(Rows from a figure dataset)
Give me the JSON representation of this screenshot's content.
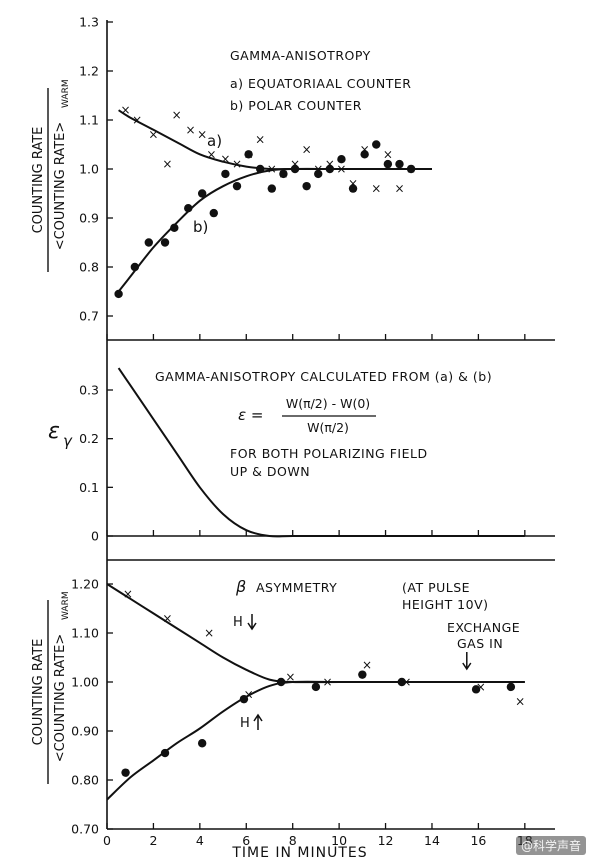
{
  "chart_data": [
    {
      "type": "scatter",
      "ylabel_top": "COUNTING RATE",
      "ylabel_bottom": "<COUNTING RATE>",
      "ylabel_sub": "WARM",
      "xlim": [
        0,
        18
      ],
      "ylim": [
        0.65,
        1.3
      ],
      "yticks": [
        "0.7",
        "0.8",
        "0.9",
        "1.0",
        "1.1",
        "1.2",
        "1.3"
      ],
      "annotations": {
        "title": "GAMMA-ANISOTROPY",
        "legend_a": "a) EQUATORIAAL COUNTER",
        "legend_b": "b) POLAR COUNTER",
        "curve_a_label": "a)",
        "curve_b_label": "b)"
      },
      "series": [
        {
          "name": "a) EQUATORIAL COUNTER",
          "marker": "x",
          "x": [
            0.8,
            1.3,
            2.0,
            2.6,
            3.0,
            3.6,
            4.1,
            4.5,
            5.1,
            5.6,
            6.1,
            6.6,
            7.1,
            7.6,
            8.1,
            8.6,
            9.1,
            9.6,
            10.1,
            10.6,
            11.1,
            11.6,
            12.1,
            12.6,
            13.1
          ],
          "y": [
            1.12,
            1.1,
            1.07,
            1.01,
            1.11,
            1.08,
            1.07,
            1.03,
            1.02,
            1.01,
            1.03,
            1.06,
            1.0,
            0.99,
            1.01,
            1.04,
            1.0,
            1.01,
            1.0,
            0.97,
            1.04,
            0.96,
            1.03,
            0.96,
            1.0
          ]
        },
        {
          "name": "b) POLAR COUNTER",
          "marker": "dot",
          "x": [
            0.5,
            1.2,
            1.8,
            2.5,
            2.9,
            3.5,
            4.1,
            4.6,
            5.1,
            5.6,
            6.1,
            6.6,
            7.1,
            7.6,
            8.1,
            8.6,
            9.1,
            9.6,
            10.1,
            10.6,
            11.1,
            11.6,
            12.1,
            12.6,
            13.1
          ],
          "y": [
            0.745,
            0.8,
            0.85,
            0.85,
            0.88,
            0.92,
            0.95,
            0.91,
            0.99,
            0.965,
            1.03,
            1.0,
            0.96,
            0.99,
            1.0,
            0.965,
            0.99,
            1.0,
            1.02,
            0.96,
            1.03,
            1.05,
            1.01,
            1.01,
            1.0
          ]
        }
      ],
      "fit_curves": [
        {
          "label": "a)",
          "x": [
            0.5,
            1,
            2,
            3,
            4,
            5,
            6,
            7,
            8,
            10,
            12,
            14
          ],
          "y": [
            1.12,
            1.105,
            1.08,
            1.055,
            1.03,
            1.015,
            1.005,
            1.0,
            1.0,
            1.0,
            1.0,
            1.0
          ]
        },
        {
          "label": "b)",
          "x": [
            0.5,
            1,
            2,
            3,
            4,
            5,
            6,
            7,
            8,
            10,
            12,
            14
          ],
          "y": [
            0.75,
            0.78,
            0.84,
            0.89,
            0.935,
            0.965,
            0.985,
            0.997,
            1.0,
            1.0,
            1.0,
            1.0
          ]
        }
      ]
    },
    {
      "type": "line",
      "ylabel": "ε",
      "ylabel_sub": "γ",
      "xlim": [
        0,
        18
      ],
      "ylim": [
        -0.01,
        0.37
      ],
      "yticks": [
        "0",
        "0.1",
        "0.2",
        "0.3"
      ],
      "annotations": {
        "title": "GAMMA-ANISOTROPY CALCULATED FROM (a) & (b)",
        "eps": "ε =",
        "numerator": "W(π/2) - W(0)",
        "denominator": "W(π/2)",
        "note_1": "FOR BOTH POLARIZING FIELD",
        "note_2": "UP & DOWN"
      },
      "series": [
        {
          "x": [
            0.5,
            1,
            2,
            3,
            4,
            5,
            6,
            7,
            8,
            10,
            12,
            14,
            18
          ],
          "y": [
            0.345,
            0.31,
            0.24,
            0.17,
            0.1,
            0.045,
            0.012,
            0.0,
            0.0,
            0.0,
            0.0,
            0.0,
            0.0
          ]
        }
      ]
    },
    {
      "type": "scatter",
      "ylabel_top": "COUNTING RATE",
      "ylabel_bottom": "<COUNTING RATE>",
      "ylabel_sub": "WARM",
      "xlabel": "TIME IN MINUTES",
      "xlim": [
        0,
        18
      ],
      "ylim": [
        0.7,
        1.24
      ],
      "xticks": [
        "0",
        "2",
        "4",
        "6",
        "8",
        "10",
        "12",
        "14",
        "16",
        "18"
      ],
      "yticks": [
        "0.70",
        "0.80",
        "0.90",
        "1.00",
        "1.10",
        "1.20"
      ],
      "annotations": {
        "title": "β ASYMMETRY",
        "pulse_1": "(AT PULSE",
        "pulse_2": "HEIGHT 10V)",
        "h_down": "H",
        "h_up": "H",
        "gas_1": "EXCHANGE",
        "gas_2": "GAS IN",
        "gas_arrow_x": 15.5
      },
      "series": [
        {
          "name": "H down",
          "marker": "x",
          "x": [
            0.9,
            2.6,
            4.4,
            6.1,
            7.9,
            9.5,
            11.2,
            12.9,
            16.1,
            17.8
          ],
          "y": [
            1.18,
            1.13,
            1.1,
            0.975,
            1.01,
            1.0,
            1.035,
            1.0,
            0.99,
            0.96
          ]
        },
        {
          "name": "H up",
          "marker": "dot",
          "x": [
            0.8,
            2.5,
            4.1,
            5.9,
            7.5,
            9.0,
            11.0,
            12.7,
            15.9,
            17.4
          ],
          "y": [
            0.815,
            0.855,
            0.875,
            0.965,
            1.0,
            0.99,
            1.015,
            1.0,
            0.985,
            0.99
          ]
        }
      ],
      "fit_curves": [
        {
          "label": "H down",
          "x": [
            0,
            1,
            2,
            3,
            4,
            5,
            6,
            7,
            8,
            10,
            12,
            14,
            16,
            18
          ],
          "y": [
            1.2,
            1.17,
            1.14,
            1.11,
            1.08,
            1.05,
            1.025,
            1.005,
            1.0,
            1.0,
            1.0,
            1.0,
            1.0,
            1.0
          ]
        },
        {
          "label": "H up",
          "x": [
            0,
            1,
            2,
            3,
            4,
            5,
            6,
            7,
            8,
            10,
            12,
            14,
            16,
            18
          ],
          "y": [
            0.76,
            0.805,
            0.84,
            0.875,
            0.905,
            0.94,
            0.97,
            0.992,
            1.0,
            1.0,
            1.0,
            1.0,
            1.0,
            1.0
          ]
        }
      ]
    }
  ],
  "watermark": "@科学声音"
}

- Exercise objective -
From the records above, pull out each line that has "title".

- Worked solution -
        "title": "GAMMA-ANISOTROPY",
        "title": "GAMMA-ANISOTROPY CALCULATED FROM (a) & (b)",
        "title": "β ASYMMETRY",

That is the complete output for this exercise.